[Goal]
Look through the listing below and work out how many of its lines hold the word "является". Give only the number.

************

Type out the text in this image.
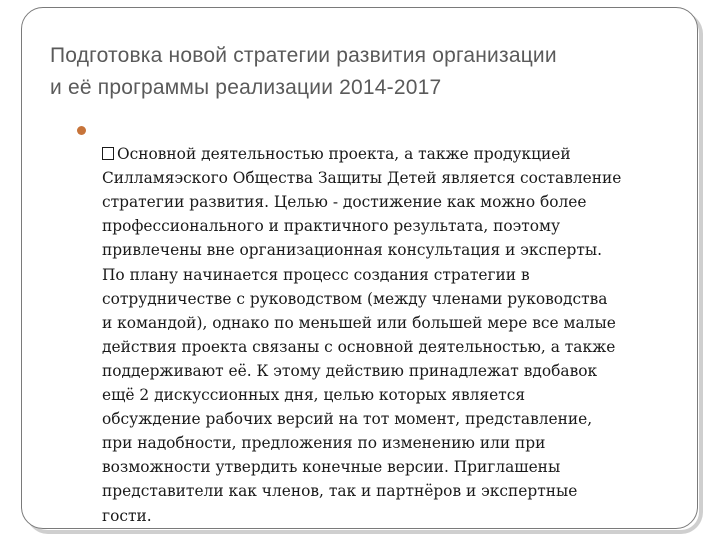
Подготовка новой стратегии развития организации
и её программы реализации 2014-2017

Основной деятельностью проекта, а также продукцией
Силламяэского Общества Защиты Детей является составление
стратегии развития. Целью - достижение как можно более
профессионального и практичного результата, поэтому
привлечены вне организационная консультация и эксперты.
По плану начинается процесс создания стратегии в
сотрудничестве с руководством (между членами руководства
и командой), однако по меньшей или большей мере все малые
действия проекта связаны с основной деятельностью, а также
поддерживают её. К этому действию принадлежат вдобавок
ещё 2 дискуссионных дня, целью которых является
обсуждение рабочих версий на тот момент, представление,
при надобности, предложения по изменению или при
возможности утвердить конечные версии. Приглашены
представители как членов, так и партнёров и экспертные
гости.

************

[Exercise solution]
2